◆ Task 1 ◆
Answer these questions from the text on free refills:
(a) By which decade were free refills common in American coffeehouses?
(b) What profit margin can fountain soft drinks often offer?
(c) In what year did France create a tax on sugary drinks?
◆ Task 2 ◆
Translate this sentence from the text on free refills into Spanish: "Most of these establishments have fast customer turnover, thus customers rarely consume enough beverage to make the offering unprofitable."
◆ Task 3 ◆
Copy word for word the part of the text on free refills starting with "Most of these" and going on through "move against obesity.".

◆ Source extract ◆

------------------------

Free refills occur when a drink's receptacle, usually that of a soft drink, tea or coffee, is allowed to be filled again by its purchaser, free of charge, after they have consumed the drink. Occasionally the glass or cup holding the drink is not reused, and the "refill" actually constitutes the acquisition of a second (or more than one) additional entirely new drink(s) for no added charge, usually of the same kind (e.g. the same brand of soft drink) as the original, paid-for drink. Free refills are commonplace in the United States and Canada in traditional restaurants and fast food restaurants, while rarer in airports, cafés, or service stations. Around the world, the availability of free refills is typically scarce, but varies widely depending on the country and the type and specific ownership or chain of each establishment.

==History==

According to the book The World of Caffeine: The Science and Culture of the World's Most Popular Drug, free refills were common in American coffeehouses by the 1890s. This was considered a noteworthy feature of American cafés by Europeans, in whose countries coffee was not as popular and free refills were not available. The author speculates this may be due to the higher price of coffee in Europe at the time, and the accumulating cost to the café of the refills.

==Marketing==
Free refills are seen as a good way to attract customers to an establishment, especially one whose beverages are not their primary source of income. Due to the extremely low cost of fountain soft drinks (especially the beverage itself, not including the cost of the cup, lid and straw), often offering a profit margin of 80-82%, establishments tend to offer free refills as a sales gimmick. Coffee produces a similar high profit margin, allowing establishments to include coffee in free refill offers.
Most of these establishments have fast customer turnover, thus customers rarely consume enough beverage to make the offering unprofitable. Some establishments, who make their primary income with beverage sales, only offer free refills to members of rewards programs.

==Criticisms==

===United States===
In certain areas of the United States, such as Massachusetts and New York, politicians have proposed banning free refills as a move against obesity.

When New York City banned sugary drinks over 16 ounces in 2012, critics faulted free refills as one of the ban's biggest weaknesses.

In June 2012 Cambridge, Massachusetts, mayor Henrietta Davis unsuccessfully proposed banning soft drink refills.

=== France===
The French government is another critic of free refills, due to health concerns about obesity. France created a tax on sugary drinks in 2011. In September 2014, Serge Hercberg, head of France's National Nutrition and Health Programme, stated that free refills of sugary drinks should be banned. In January 2017, a law was passed banning the unlimited sale of pop and other sugary drinks at all public eateries.

------------------------

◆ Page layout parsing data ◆

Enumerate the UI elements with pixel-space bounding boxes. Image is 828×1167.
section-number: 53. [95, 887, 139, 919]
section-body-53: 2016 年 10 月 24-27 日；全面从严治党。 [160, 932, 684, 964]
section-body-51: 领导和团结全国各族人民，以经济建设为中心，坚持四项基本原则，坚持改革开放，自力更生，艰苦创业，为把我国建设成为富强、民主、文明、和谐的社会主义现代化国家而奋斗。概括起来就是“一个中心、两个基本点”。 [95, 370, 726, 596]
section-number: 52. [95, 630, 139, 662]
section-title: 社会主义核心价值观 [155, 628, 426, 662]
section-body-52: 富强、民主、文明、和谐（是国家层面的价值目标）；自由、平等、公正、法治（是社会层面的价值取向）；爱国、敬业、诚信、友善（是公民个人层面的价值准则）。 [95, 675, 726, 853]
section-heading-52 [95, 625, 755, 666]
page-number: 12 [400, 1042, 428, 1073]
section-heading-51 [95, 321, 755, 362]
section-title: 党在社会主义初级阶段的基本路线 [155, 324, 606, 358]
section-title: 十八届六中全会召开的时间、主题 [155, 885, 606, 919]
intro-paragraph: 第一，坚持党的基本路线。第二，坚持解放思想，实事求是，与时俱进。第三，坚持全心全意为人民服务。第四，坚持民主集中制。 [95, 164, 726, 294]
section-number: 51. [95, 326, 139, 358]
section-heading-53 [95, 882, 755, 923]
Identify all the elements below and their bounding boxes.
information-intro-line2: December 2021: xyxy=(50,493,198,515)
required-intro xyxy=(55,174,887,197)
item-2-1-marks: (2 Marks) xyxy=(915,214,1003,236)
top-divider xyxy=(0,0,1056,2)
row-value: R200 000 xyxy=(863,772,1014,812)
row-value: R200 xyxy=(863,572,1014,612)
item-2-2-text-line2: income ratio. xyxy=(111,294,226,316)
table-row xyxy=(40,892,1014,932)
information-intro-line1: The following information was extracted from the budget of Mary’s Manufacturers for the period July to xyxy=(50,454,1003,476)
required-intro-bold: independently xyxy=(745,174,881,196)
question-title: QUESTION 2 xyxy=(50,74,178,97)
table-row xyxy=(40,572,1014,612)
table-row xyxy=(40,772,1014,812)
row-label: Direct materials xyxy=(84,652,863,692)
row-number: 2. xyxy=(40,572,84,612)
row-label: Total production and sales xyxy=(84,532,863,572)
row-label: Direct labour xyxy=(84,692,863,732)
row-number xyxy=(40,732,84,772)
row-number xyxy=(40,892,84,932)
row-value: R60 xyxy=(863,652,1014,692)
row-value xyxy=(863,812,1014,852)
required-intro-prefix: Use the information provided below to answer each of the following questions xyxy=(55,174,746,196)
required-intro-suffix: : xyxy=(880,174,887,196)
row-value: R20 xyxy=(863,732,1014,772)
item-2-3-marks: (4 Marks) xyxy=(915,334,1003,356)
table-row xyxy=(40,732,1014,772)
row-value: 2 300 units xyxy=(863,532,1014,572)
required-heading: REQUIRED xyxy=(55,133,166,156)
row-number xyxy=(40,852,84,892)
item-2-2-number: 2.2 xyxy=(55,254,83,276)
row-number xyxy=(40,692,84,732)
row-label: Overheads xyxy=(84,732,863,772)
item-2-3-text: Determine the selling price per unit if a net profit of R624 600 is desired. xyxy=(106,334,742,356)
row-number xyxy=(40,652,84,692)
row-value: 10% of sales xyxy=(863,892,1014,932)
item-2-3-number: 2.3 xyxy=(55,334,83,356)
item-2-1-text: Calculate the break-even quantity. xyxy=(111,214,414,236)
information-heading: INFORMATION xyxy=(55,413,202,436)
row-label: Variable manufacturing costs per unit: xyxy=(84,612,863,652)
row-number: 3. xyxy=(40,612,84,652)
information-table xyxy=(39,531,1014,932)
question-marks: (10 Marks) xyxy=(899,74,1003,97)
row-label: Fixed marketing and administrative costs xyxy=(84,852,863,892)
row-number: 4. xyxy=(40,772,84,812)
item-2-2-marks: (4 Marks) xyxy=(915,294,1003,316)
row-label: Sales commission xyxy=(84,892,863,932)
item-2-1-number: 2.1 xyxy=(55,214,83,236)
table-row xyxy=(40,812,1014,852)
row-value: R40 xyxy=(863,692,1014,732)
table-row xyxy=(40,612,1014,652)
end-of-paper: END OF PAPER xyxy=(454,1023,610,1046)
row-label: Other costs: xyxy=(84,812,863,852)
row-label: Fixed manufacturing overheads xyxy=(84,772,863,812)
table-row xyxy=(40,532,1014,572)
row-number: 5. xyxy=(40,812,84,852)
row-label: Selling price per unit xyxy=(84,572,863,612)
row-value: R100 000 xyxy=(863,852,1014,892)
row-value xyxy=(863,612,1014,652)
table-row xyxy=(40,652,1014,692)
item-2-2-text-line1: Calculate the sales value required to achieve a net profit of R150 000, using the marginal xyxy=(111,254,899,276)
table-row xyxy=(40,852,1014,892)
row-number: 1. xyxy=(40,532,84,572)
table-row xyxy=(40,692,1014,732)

------------------------

◆ Exercise answer 1 ◆
(a) The 1890s
(b) 80-82%
(c) 2011

◆ Exercise answer 2 ◆
La mayoría de estos establecimientos tienen una rápida rotación de clientes, por lo que los clientes rara vez consumen suficiente bebida como para que la oferta deje de ser rentable.

◆ Exercise answer 3 ◆
Most of these establishments have fast customer turnover, thus customers rarely consume enough beverage to make the offering unprofitable. Some establishments, who make their primary income with beverage sales, only offer free refills to members of rewards programs.

==Criticisms==

===United States===
In certain areas of the United States, such as Massachusetts and New York, politicians have proposed banning free refills as a move against obesity.